> **Your instructions**:
Write out every line of the material as it stands, apart from the pictures.

> **Records provided**:
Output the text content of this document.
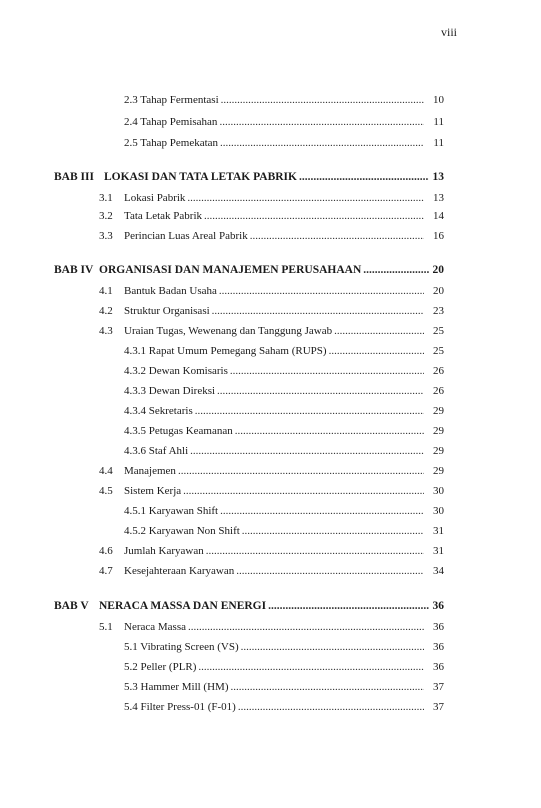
viii
2.3 Tahap Fermentasi .....	10
2.4 Tahap Pemisahan .....	11
2.5 Tahap Pemekatan .....	11
BAB III LOKASI DAN TATA LETAK PABRIK .....	13
3.1 Lokasi Pabrik .....	13
3.2 Tata Letak Pabrik .....	14
3.3 Perincian Luas Areal Pabrik .....	16
BAB IV ORGANISASI DAN MANAJEMEN PERUSAHAAN .....	20
4.1 Bantuk Badan Usaha .....	20
4.2 Struktur Organisasi .....	23
4.3 Uraian Tugas, Wewenang dan Tanggung Jawab .....	25
4.3.1 Rapat Umum Pemegang Saham (RUPS) .....	25
4.3.2 Dewan Komisaris .....	26
4.3.3 Dewan Direksi .....	26
4.3.4 Sekretaris .....	29
4.3.5 Petugas Keamanan .....	29
4.3.6 Staf Ahli .....	29
4.4 Manajemen .....	29
4.5 Sistem Kerja .....	30
4.5.1 Karyawan Shift .....	30
4.5.2 Karyawan Non Shift .....	31
4.6 Jumlah Karyawan .....	31
4.7 Kesejahteraan Karyawan .....	34
BAB V NERACA MASSA DAN ENERGI .....	36
5.1 Neraca Massa .....	36
5.1 Vibrating Screen (VS) .....	36
5.2 Peller (PLR) .....	36
5.3 Hammer Mill (HM) .....	37
5.4 Filter Press-01 (F-01) .....	37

> **Output of the task**:
Output the text content of this document.
viii
2.3 Tahap Fermentasi .....	10
2.4 Tahap Pemisahan .....	11
2.5 Tahap Pemekatan .....	11
BAB III LOKASI DAN TATA LETAK PABRIK .....	13
3.1 Lokasi Pabrik .....	13
3.2 Tata Letak Pabrik .....	14
3.3 Perincian Luas Areal Pabrik .....	16
BAB IV ORGANISASI DAN MANAJEMEN PERUSAHAAN .....	20
4.1 Bantuk Badan Usaha .....	20
4.2 Struktur Organisasi .....	23
4.3 Uraian Tugas, Wewenang dan Tanggung Jawab .....	25
4.3.1 Rapat Umum Pemegang Saham (RUPS) .....	25
4.3.2 Dewan Komisaris .....	26
4.3.3 Dewan Direksi .....	26
4.3.4 Sekretaris .....	29
4.3.5 Petugas Keamanan .....	29
4.3.6 Staf Ahli .....	29
4.4 Manajemen .....	29
4.5 Sistem Kerja .....	30
4.5.1 Karyawan Shift .....	30
4.5.2 Karyawan Non Shift .....	31
4.6 Jumlah Karyawan .....	31
4.7 Kesejahteraan Karyawan .....	34
BAB V NERACA MASSA DAN ENERGI .....	36
5.1 Neraca Massa .....	36
5.1 Vibrating Screen (VS) .....	36
5.2 Peller (PLR) .....	36
5.3 Hammer Mill (HM) .....	37
5.4 Filter Press-01 (F-01) .....	37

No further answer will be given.